__Data lines__:
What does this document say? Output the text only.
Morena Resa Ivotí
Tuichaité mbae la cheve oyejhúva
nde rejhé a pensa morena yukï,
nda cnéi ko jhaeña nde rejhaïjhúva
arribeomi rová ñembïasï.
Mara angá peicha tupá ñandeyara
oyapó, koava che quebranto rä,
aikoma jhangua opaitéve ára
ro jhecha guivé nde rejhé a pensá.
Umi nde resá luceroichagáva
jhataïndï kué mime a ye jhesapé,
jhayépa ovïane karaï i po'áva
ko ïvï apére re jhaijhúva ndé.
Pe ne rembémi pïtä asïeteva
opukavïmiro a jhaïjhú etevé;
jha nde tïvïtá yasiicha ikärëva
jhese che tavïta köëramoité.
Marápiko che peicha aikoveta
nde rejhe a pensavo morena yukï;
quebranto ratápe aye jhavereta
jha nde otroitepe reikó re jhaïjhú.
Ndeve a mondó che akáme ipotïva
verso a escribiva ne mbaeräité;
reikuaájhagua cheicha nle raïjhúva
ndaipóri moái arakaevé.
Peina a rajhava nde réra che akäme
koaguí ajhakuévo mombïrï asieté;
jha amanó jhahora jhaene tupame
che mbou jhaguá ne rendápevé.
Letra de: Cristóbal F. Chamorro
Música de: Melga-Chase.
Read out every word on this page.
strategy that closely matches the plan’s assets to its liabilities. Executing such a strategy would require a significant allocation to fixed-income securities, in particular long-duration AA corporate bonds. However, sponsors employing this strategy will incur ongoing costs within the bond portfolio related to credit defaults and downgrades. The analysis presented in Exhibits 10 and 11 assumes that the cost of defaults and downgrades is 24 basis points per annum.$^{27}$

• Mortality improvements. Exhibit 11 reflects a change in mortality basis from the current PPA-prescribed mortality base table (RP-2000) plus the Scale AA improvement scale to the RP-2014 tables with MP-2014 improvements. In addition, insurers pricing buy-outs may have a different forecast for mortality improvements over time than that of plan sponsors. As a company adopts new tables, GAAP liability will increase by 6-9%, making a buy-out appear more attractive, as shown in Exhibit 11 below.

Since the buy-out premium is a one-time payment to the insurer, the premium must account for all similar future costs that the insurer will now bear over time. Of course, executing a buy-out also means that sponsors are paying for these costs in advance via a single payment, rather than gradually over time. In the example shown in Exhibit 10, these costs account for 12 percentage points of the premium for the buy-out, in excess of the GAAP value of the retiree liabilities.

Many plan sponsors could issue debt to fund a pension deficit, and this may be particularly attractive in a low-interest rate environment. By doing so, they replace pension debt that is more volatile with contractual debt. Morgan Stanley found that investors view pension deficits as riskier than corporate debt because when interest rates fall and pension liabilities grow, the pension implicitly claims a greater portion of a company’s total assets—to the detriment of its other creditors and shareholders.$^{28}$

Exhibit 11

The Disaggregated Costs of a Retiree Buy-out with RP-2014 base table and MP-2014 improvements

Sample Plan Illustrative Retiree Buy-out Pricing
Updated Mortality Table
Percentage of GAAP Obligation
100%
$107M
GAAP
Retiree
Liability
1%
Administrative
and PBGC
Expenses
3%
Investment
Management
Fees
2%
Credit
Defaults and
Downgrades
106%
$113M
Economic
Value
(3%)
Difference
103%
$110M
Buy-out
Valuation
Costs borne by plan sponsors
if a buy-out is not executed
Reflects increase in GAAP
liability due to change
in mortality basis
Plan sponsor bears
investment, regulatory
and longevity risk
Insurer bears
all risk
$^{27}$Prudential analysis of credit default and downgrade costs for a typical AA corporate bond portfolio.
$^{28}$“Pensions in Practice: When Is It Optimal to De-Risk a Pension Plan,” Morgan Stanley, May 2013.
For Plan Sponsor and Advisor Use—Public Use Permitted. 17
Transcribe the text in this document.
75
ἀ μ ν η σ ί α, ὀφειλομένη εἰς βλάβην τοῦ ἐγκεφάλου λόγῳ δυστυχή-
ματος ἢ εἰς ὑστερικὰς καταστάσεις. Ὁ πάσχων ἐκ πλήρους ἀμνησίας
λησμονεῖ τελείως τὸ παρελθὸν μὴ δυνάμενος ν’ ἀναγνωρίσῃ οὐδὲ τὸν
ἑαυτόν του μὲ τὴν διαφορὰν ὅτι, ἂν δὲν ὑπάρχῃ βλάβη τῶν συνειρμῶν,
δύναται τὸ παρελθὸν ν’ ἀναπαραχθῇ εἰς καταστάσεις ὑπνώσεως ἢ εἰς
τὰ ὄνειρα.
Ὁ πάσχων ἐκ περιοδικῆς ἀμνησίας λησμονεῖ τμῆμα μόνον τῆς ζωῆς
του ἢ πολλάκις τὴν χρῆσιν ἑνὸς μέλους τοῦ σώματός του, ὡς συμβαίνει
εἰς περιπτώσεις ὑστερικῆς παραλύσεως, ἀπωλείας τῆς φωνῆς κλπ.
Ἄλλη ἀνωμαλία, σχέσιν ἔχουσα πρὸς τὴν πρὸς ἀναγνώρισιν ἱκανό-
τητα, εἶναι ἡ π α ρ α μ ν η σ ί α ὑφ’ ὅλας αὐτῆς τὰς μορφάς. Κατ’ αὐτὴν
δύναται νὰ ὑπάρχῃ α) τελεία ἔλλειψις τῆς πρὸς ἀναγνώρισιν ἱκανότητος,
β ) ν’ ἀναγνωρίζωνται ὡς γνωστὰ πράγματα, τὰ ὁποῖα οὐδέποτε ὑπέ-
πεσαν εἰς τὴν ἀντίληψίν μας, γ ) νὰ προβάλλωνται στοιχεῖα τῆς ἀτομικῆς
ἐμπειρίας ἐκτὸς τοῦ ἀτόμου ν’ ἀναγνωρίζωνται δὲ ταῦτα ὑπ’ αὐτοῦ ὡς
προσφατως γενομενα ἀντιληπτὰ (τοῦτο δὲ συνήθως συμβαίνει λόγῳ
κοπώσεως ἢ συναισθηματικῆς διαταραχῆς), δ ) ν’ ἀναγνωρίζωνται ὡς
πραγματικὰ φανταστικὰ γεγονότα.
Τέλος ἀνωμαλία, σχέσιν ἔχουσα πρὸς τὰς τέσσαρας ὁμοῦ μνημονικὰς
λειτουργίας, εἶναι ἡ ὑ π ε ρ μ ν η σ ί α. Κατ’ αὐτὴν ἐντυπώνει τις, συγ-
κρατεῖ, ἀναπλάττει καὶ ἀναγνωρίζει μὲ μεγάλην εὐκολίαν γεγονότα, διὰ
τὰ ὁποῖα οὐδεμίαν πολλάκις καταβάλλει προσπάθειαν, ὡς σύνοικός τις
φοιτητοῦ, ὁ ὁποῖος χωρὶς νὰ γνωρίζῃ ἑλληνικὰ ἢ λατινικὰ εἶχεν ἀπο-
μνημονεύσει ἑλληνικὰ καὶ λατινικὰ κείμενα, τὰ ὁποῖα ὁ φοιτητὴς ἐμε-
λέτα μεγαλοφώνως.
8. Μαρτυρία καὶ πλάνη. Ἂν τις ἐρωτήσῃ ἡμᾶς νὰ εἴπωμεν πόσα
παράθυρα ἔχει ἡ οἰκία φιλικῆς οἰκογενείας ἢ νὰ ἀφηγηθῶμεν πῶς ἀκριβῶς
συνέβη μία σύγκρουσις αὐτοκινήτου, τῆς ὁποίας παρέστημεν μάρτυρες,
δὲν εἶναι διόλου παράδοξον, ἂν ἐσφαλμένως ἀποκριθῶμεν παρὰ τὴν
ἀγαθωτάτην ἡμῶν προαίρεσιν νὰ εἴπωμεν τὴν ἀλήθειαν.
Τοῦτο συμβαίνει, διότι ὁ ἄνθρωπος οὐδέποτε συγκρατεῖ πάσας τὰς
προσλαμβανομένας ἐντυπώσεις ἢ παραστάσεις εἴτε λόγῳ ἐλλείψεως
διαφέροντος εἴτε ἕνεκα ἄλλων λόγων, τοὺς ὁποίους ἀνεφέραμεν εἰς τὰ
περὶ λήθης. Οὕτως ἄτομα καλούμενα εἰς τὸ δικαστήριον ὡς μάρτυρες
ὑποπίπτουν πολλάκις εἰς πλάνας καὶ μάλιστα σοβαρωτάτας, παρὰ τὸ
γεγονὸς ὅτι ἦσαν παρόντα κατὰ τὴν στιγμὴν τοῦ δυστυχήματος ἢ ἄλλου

__The exercise__: Pick out each line above that includes "λατινικὰ" and show it.

__Written response__:
φοιτητοῦ, ὁ ὁποῖος χωρὶς νὰ γνωρίζῃ ἑλληνικὰ ἢ λατινικὰ εἶχεν ἀπο-
μνημονεύσει ἑλληνικὰ καὶ λατινικὰ κείμενα, τὰ ὁποῖα ὁ φοιτητὴς ἐμε-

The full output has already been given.